start

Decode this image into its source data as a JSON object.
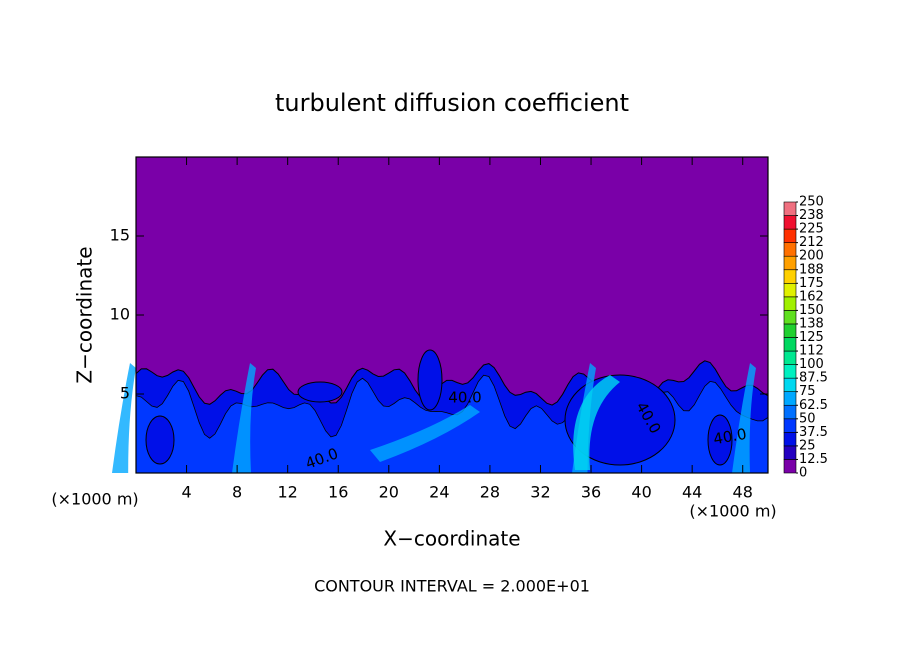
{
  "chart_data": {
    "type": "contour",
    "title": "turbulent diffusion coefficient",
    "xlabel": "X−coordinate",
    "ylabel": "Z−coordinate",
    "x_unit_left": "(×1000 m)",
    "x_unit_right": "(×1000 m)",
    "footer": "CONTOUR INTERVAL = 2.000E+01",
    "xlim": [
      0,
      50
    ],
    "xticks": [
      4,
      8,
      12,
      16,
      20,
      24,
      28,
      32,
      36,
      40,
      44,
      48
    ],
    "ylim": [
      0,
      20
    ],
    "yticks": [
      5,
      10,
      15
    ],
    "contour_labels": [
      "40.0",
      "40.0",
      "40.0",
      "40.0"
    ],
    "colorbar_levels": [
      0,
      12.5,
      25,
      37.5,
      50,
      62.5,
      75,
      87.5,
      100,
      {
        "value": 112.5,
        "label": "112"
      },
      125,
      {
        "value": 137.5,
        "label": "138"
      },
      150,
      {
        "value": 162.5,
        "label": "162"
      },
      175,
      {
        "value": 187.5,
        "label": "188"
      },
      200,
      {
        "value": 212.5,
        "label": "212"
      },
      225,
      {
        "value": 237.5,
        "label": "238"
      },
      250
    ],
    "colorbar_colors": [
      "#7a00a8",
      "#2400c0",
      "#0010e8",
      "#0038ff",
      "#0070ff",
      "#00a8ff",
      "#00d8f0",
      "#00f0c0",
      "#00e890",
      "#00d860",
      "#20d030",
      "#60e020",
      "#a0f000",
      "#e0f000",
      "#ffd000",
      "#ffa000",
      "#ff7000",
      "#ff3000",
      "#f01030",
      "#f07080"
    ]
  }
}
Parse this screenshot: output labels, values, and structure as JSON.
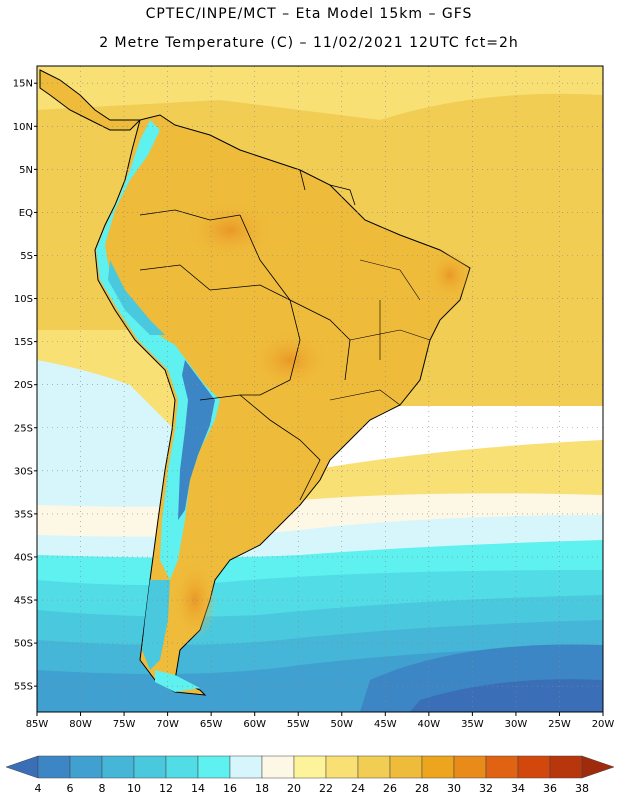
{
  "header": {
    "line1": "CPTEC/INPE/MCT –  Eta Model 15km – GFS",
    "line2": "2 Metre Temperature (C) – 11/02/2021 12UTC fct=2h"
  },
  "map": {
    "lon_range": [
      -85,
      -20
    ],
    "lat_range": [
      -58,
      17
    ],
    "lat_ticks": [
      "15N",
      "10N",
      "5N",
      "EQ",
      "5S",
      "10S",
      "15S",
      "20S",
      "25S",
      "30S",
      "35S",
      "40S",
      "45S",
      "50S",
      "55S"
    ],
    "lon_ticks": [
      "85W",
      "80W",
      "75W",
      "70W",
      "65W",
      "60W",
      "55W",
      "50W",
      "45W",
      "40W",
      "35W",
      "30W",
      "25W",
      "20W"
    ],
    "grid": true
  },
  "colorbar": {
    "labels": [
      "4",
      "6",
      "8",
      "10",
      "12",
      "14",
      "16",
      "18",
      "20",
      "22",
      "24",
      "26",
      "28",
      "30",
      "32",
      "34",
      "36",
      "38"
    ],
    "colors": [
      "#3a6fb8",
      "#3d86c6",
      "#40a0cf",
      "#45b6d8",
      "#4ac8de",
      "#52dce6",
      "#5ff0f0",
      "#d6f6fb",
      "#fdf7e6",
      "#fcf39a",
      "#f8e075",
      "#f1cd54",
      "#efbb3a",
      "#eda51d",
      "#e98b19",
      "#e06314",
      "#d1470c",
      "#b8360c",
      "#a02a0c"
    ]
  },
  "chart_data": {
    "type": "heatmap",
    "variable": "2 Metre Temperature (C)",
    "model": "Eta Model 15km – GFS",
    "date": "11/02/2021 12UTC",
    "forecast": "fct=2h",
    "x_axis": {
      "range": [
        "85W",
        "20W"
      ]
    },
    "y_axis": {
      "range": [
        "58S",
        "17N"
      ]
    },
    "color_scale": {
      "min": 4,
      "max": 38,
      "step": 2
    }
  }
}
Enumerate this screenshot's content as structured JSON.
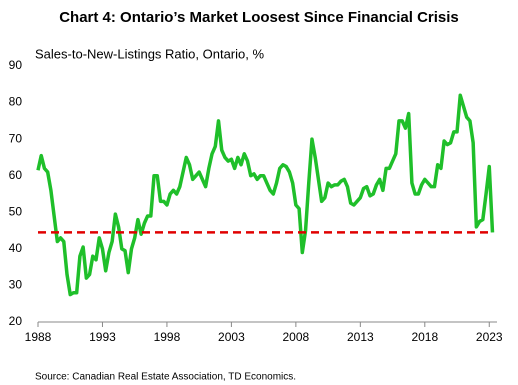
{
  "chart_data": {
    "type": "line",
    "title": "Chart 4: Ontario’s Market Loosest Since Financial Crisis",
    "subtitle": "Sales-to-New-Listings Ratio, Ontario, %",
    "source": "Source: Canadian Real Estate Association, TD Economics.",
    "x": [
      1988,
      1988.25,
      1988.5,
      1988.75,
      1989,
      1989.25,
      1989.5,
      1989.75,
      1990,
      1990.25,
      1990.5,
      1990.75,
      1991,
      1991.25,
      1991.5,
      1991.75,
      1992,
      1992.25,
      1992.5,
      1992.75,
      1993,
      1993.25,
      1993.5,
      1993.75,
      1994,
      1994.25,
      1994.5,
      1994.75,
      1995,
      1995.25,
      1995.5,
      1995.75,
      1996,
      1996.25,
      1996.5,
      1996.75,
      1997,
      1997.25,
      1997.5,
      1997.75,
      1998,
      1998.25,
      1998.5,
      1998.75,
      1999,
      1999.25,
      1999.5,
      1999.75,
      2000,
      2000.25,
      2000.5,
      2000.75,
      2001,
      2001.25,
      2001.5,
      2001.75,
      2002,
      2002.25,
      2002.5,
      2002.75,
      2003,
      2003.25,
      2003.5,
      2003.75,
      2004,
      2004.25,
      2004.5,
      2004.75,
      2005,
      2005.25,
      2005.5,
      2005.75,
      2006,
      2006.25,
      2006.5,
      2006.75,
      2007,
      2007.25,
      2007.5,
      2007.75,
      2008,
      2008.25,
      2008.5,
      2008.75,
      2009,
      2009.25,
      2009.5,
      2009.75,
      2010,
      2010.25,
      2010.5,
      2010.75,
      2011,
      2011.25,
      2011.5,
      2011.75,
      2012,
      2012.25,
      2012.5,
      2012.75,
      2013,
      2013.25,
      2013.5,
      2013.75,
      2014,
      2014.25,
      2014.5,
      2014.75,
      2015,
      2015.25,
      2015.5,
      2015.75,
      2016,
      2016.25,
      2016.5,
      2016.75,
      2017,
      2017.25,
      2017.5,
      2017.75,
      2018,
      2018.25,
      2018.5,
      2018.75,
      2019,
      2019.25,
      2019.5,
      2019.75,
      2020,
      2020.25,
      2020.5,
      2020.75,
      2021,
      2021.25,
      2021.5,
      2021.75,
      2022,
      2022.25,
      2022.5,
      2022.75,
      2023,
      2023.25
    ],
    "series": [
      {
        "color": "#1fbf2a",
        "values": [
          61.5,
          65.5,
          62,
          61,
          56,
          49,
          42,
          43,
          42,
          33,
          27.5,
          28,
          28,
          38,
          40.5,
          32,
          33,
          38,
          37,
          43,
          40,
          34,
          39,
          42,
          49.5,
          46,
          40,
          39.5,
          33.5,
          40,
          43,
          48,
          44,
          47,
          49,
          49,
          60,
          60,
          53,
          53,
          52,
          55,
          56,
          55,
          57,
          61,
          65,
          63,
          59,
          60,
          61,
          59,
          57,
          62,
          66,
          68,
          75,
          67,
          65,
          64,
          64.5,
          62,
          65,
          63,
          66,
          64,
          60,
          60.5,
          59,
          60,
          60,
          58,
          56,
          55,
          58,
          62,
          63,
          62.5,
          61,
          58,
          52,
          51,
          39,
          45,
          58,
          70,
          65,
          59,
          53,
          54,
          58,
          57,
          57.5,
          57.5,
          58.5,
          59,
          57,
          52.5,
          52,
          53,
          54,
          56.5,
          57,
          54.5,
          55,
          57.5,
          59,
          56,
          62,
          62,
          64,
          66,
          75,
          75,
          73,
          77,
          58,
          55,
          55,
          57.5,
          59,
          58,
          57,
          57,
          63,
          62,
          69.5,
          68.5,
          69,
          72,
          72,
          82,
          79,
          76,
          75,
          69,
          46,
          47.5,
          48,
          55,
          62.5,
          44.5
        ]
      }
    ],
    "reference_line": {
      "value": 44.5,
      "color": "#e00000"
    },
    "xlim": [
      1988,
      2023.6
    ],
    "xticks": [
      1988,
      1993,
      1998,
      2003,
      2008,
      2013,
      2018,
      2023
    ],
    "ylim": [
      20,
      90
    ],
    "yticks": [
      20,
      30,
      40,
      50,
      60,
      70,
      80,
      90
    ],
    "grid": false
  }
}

end

— Objective —
Return each full line of the entries that contains the word "values".

— Response —
Parse this screenshot: output labels, values, and structure as JSON.
        "values": [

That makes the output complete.